** Begin DATASET EXTRACT **
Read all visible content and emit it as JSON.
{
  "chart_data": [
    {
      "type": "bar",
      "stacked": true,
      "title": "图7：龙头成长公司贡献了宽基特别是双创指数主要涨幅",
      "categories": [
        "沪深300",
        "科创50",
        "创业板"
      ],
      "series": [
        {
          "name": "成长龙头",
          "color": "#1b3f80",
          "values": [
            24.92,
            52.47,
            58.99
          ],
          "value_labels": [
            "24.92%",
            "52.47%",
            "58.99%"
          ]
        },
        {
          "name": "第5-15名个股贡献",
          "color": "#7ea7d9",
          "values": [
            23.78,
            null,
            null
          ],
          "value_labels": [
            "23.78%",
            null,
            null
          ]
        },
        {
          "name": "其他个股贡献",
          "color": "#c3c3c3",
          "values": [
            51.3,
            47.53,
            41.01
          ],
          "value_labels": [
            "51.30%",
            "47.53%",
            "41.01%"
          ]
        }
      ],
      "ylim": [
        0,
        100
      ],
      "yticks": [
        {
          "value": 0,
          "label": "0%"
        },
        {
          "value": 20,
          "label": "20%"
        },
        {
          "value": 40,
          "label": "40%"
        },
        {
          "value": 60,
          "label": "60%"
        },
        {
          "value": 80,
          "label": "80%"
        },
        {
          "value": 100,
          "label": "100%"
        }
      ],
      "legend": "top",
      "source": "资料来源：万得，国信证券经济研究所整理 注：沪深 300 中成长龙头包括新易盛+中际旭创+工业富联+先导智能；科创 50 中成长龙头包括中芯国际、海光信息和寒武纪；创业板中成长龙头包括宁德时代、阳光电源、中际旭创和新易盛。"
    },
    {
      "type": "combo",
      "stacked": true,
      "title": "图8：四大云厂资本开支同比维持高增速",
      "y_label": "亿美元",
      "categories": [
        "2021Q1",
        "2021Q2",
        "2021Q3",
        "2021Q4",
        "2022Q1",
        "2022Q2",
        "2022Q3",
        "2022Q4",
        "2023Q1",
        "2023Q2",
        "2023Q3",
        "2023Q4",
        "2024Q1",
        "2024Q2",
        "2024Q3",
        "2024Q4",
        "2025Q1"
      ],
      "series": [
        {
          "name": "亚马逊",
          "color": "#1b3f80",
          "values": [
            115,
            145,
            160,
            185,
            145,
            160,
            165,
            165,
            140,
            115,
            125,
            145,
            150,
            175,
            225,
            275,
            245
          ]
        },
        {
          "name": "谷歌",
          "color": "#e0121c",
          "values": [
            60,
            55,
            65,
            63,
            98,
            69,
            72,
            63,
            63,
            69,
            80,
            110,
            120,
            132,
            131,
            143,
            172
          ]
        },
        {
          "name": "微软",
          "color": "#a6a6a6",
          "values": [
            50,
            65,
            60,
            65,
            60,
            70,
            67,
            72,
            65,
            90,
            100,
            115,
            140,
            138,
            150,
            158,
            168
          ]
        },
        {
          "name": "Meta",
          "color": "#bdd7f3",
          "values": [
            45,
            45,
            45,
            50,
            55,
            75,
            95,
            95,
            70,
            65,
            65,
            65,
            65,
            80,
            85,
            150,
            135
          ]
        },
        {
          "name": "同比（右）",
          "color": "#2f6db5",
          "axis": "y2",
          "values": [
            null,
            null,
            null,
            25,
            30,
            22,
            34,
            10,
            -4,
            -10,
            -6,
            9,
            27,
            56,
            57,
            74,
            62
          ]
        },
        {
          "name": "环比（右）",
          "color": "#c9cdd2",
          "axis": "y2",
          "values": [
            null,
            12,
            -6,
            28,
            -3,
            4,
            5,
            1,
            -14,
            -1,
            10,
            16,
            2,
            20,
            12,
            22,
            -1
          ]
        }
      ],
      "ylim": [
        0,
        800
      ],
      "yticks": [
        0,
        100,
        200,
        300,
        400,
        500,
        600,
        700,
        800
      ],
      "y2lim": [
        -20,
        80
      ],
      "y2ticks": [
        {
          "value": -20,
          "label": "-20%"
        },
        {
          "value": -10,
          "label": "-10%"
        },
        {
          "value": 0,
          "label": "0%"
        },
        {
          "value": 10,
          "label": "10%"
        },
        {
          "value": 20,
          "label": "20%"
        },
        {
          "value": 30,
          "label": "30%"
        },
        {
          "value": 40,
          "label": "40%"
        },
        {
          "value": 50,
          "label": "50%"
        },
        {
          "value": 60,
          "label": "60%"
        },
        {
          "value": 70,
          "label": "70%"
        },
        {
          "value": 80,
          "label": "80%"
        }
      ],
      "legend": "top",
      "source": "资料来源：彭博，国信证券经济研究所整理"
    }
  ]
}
** End DATASET EXTRACT **
### TASK TO COMPLETE
Show every line where the string "title" appears.

### OUTPUT
      "title": "图7：龙头成长公司贡献了宽基特别是双创指数主要涨幅",
      "title": "图8：四大云厂资本开支同比维持高增速",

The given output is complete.